Task description. Can you reproduce, word for word, the part of the post on pilot experiments that opens with the words containing "What can we" and closes with "of everybody’s time."?

Extract.
■ ■ ■ ■ ■ ■ ■

What can we do about it?

In my view, it is entirely justified to exclude such data from our publicly shared data repositories. It would be a major hassle to document all these iterations. And what is worse, it would obfuscate the results for anyone looking at the archive. If I look at a data set and see a whole string of brief attempts from a handful of subjects (usually just the main author), I could be forgiven for thinking that something dubious is going on here. However, in most cases this would be unjustified and a complete waste of everybody’s time.

At the same time, however, I also believe in transparency. Unfortunately, some people do engage in result-hacking and iteratively enhance their findings by making the experimental design contingent on the results. In most such cases this is probably not done deliberately and with malicious intent – but that doesn’t make it any less questionable. All too often people like to fiddle with their experimental design while the actual data collection is already underway. In my experience this tendency is particularly severe among psychophysicists who moved into neuroimaging where this is a really terrible (and costly) idea.

How can we reconcile these issues? In my mind, the best way is perhaps to document briefly what you did to refine the experimental design. We honestly don’t need or want to see all the failed attempts at setting up an experiment but it could certainly be useful to have an account of how the design was chosen. What experimental parameters were varied? How and why were they chosen? How many pilot participants were there? This last point is particularly telling. When I pilot something, there usually is one subject: Sam. Possibly I will have also tested one or two others, usually lab members, to see if my familiarity with the design influences my results. Only if the design passes quality assurance, say by producing clear psychometric curves or by showing to-be-expected results in a sanity check (e.g., the expected response on catch trials), I would dare to actually subject “real” people to a novel design. Having some record, even if as part of the documentation of your data set, is certainly a good idea though.

The number of participants and pilot experiments can also help you judge the quality of the design. Such “fine-tuning” and tweaking of parameters isn’t always necessary – in fact most designs we use are actually straight-up replications of previous ones (perhaps with an added condition). I would say though that in my field this is a very normal thing to do when setting up a new design at least. However, I have also heard of extreme cases that I find fishy. (I will spare you the details and will refrain from naming anyone). For example in one study the experimenters ran over a 100 pilot participants – tweaking the design all along the way – to identify those that showed a particular perceptual effect and then used literally a handful of these for an fMRI study that claims to have been about “normal” human brain function. Clearly, this isn’t alright. But this also cannot possibly count as piloting anymore. The way I see it, a pilot experiment can’t have an order of magnitude more data than the actual experiment…

How does this relate to the wider debate?

I don’t know how applicable these points are to social psychology research. I am not a social psychologist and my main knowledge about their experiments are from reading particularly controversial studies or the discussions about them on social media. I guess that some of these issues do apply but that it is far less common. An equivalent situation to what I describe here would be that you redesign your questionnaire because it people always score at maximum – and by ‘people’ I mean the lead author :P. I don’t think this is a realistic situation in social psychology, but it is exactly how psychophysical experiments work. Basically, what we do in piloting is what a chemist would do when they are calibrating their scales or cleaning their test tubes.

■ ■ ■ ■ ■ ■ ■

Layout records
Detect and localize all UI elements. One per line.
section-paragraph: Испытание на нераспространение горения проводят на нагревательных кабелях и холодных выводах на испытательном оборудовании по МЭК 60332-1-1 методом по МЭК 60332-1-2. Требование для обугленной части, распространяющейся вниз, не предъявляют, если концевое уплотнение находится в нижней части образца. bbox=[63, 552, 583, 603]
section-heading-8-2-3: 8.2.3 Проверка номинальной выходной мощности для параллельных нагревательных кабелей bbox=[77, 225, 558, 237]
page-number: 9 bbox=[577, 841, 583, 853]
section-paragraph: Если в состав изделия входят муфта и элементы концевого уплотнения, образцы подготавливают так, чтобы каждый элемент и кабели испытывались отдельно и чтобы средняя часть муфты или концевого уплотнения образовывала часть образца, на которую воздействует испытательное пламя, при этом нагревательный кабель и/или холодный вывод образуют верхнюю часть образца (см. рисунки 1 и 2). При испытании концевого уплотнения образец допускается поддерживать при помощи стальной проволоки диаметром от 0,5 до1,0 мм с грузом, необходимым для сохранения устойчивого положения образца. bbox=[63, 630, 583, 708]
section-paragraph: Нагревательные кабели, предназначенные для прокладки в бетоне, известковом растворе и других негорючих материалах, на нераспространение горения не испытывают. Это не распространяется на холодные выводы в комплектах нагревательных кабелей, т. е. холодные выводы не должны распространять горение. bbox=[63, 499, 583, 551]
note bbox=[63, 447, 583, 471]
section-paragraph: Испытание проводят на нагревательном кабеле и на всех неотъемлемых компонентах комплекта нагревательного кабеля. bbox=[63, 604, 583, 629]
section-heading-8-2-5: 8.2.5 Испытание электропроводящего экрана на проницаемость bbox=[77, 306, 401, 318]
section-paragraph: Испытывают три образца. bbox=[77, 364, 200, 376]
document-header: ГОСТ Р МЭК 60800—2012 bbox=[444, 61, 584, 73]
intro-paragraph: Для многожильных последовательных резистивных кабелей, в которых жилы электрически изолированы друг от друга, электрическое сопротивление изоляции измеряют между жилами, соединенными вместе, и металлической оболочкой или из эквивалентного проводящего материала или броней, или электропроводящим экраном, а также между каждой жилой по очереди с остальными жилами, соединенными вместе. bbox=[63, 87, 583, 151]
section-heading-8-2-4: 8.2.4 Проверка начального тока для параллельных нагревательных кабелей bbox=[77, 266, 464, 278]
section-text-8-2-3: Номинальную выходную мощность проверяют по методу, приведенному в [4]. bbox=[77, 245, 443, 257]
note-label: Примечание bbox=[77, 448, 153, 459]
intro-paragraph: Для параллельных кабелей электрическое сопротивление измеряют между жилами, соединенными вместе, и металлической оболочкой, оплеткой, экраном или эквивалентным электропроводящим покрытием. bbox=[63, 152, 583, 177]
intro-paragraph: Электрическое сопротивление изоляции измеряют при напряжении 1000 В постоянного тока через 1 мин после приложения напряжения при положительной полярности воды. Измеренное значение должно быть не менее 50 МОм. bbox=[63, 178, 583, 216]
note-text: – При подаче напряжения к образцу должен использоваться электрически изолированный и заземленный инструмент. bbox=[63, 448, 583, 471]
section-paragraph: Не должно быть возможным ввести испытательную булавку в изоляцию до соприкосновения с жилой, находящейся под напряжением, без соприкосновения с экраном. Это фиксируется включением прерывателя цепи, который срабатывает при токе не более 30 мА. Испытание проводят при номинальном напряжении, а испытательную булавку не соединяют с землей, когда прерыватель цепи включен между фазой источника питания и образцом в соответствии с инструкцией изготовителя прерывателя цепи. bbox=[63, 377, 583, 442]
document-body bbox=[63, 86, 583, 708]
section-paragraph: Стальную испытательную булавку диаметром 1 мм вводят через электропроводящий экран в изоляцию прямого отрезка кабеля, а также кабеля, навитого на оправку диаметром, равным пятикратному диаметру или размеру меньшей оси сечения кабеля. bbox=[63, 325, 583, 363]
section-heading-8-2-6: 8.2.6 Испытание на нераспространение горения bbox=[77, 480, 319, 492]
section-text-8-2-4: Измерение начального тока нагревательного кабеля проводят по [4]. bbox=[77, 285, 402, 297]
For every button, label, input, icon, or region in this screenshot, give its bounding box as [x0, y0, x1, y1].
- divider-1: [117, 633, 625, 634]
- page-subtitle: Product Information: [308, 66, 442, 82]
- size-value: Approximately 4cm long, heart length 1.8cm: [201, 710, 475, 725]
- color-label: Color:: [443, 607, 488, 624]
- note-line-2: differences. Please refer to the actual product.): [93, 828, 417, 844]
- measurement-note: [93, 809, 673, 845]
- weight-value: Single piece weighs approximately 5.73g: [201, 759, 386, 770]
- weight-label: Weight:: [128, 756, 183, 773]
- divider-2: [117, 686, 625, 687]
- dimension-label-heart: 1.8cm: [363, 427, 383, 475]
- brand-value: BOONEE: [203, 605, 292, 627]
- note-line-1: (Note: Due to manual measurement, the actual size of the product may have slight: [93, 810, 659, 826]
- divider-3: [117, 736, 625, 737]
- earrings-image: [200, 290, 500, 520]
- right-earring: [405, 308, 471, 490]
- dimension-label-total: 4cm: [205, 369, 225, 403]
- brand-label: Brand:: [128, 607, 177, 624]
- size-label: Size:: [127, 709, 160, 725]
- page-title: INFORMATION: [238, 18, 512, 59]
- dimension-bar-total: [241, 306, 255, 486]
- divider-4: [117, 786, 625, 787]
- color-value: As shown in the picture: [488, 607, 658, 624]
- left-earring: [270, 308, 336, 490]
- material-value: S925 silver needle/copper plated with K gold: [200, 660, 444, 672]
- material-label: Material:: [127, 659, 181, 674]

■ ■ ■ ■ ■ ■ ■

Exercise response.
What can we do about it?

In my view, it is entirely justified to exclude such data from our publicly shared data repositories. It would be a major hassle to document all these iterations. And what is worse, it would obfuscate the results for anyone looking at the archive. If I look at a data set and see a whole string of brief attempts from a handful of subjects (usually just the main author), I could be forgiven for thinking that something dubious is going on here. However, in most cases this would be unjustified and a complete waste of everybody’s time.